(Data entries)
= = = = =
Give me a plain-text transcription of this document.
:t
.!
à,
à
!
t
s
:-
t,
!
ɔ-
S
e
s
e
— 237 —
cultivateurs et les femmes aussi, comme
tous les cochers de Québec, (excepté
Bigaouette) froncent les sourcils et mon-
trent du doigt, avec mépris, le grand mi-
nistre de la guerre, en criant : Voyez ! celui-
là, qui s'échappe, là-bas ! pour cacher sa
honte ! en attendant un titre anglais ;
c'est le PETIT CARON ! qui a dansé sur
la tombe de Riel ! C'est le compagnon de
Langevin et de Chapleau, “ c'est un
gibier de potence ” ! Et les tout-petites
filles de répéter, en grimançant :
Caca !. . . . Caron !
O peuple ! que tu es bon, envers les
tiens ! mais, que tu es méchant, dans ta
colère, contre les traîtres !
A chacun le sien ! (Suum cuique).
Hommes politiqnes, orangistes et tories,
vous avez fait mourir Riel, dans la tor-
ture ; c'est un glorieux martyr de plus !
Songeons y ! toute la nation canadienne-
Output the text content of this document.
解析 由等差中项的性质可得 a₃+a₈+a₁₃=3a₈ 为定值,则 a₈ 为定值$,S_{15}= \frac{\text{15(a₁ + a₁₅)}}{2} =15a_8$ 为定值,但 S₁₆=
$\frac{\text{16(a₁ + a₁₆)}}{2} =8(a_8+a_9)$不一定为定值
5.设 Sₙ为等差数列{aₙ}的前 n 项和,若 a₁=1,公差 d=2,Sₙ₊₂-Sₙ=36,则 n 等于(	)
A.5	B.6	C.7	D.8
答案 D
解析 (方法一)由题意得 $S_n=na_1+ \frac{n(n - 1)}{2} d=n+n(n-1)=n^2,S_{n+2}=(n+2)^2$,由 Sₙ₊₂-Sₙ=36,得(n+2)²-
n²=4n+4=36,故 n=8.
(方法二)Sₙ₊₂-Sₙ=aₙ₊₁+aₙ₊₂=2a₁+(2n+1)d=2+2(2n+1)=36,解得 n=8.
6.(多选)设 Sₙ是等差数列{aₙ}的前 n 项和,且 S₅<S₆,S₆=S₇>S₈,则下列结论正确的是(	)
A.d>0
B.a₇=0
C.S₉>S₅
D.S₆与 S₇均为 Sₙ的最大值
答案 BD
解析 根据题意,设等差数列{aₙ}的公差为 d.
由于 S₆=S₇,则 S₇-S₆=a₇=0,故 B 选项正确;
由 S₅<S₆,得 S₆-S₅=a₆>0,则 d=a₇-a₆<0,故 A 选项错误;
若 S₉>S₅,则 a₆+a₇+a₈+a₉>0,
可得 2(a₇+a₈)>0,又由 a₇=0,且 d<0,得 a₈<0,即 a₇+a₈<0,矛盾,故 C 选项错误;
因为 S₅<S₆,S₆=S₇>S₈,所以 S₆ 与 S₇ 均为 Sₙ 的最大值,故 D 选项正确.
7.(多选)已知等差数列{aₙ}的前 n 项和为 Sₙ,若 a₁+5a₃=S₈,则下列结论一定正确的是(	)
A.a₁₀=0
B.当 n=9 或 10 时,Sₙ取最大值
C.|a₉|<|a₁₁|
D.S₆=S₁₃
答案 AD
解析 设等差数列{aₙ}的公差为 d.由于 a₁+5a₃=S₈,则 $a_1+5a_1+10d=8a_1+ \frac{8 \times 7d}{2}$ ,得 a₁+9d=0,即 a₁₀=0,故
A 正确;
= = = = =
# STATED TASK
Write out every record shown above, word for word.

# RESULT OF THIS EXERCISE
Give me a plain-text transcription of this document.
:t
.!
à,
à
!
t
s
:-
t,
!
ɔ-
S
e
s
e
— 237 —
cultivateurs et les femmes aussi, comme
tous les cochers de Québec, (excepté
Bigaouette) froncent les sourcils et mon-
trent du doigt, avec mépris, le grand mi-
nistre de la guerre, en criant : Voyez ! celui-
là, qui s'échappe, là-bas ! pour cacher sa
honte ! en attendant un titre anglais ;
c'est le PETIT CARON ! qui a dansé sur
la tombe de Riel ! C'est le compagnon de
Langevin et de Chapleau, “ c'est un
gibier de potence ” ! Et les tout-petites
filles de répéter, en grimançant :
Caca !. . . . Caron !
O peuple ! que tu es bon, envers les
tiens ! mais, que tu es méchant, dans ta
colère, contre les traîtres !
A chacun le sien ! (Suum cuique).
Hommes politiqnes, orangistes et tories,
vous avez fait mourir Riel, dans la tor-
ture ; c'est un glorieux martyr de plus !
Songeons y ! toute la nation canadienne-
Output the text content of this document.
解析 由等差中项的性质可得 a₃+a₈+a₁₃=3a₈ 为定值,则 a₈ 为定值$,S_{15}= \frac{\text{15(a₁ + a₁₅)}}{2} =15a_8$ 为定值,但 S₁₆=
$\frac{\text{16(a₁ + a₁₆)}}{2} =8(a_8+a_9)$不一定为定值
5.设 Sₙ为等差数列{aₙ}的前 n 项和,若 a₁=1,公差 d=2,Sₙ₊₂-Sₙ=36,则 n 等于(	)
A.5	B.6	C.7	D.8
答案 D
解析 (方法一)由题意得 $S_n=na_1+ \frac{n(n - 1)}{2} d=n+n(n-1)=n^2,S_{n+2}=(n+2)^2$,由 Sₙ₊₂-Sₙ=36,得(n+2)²-
n²=4n+4=36,故 n=8.
(方法二)Sₙ₊₂-Sₙ=aₙ₊₁+aₙ₊₂=2a₁+(2n+1)d=2+2(2n+1)=36,解得 n=8.
6.(多选)设 Sₙ是等差数列{aₙ}的前 n 项和,且 S₅<S₆,S₆=S₇>S₈,则下列结论正确的是(	)
A.d>0
B.a₇=0
C.S₉>S₅
D.S₆与 S₇均为 Sₙ的最大值
答案 BD
解析 根据题意,设等差数列{aₙ}的公差为 d.
由于 S₆=S₇,则 S₇-S₆=a₇=0,故 B 选项正确;
由 S₅<S₆,得 S₆-S₅=a₆>0,则 d=a₇-a₆<0,故 A 选项错误;
若 S₉>S₅,则 a₆+a₇+a₈+a₉>0,
可得 2(a₇+a₈)>0,又由 a₇=0,且 d<0,得 a₈<0,即 a₇+a₈<0,矛盾,故 C 选项错误;
因为 S₅<S₆,S₆=S₇>S₈,所以 S₆ 与 S₇ 均为 Sₙ 的最大值,故 D 选项正确.
7.(多选)已知等差数列{aₙ}的前 n 项和为 Sₙ,若 a₁+5a₃=S₈,则下列结论一定正确的是(	)
A.a₁₀=0
B.当 n=9 或 10 时,Sₙ取最大值
C.|a₉|<|a₁₁|
D.S₆=S₁₃
答案 AD
解析 设等差数列{aₙ}的公差为 d.由于 a₁+5a₃=S₈,则 $a_1+5a_1+10d=8a_1+ \frac{8 \times 7d}{2}$ ,得 a₁+9d=0,即 a₁₀=0,故
A 正确;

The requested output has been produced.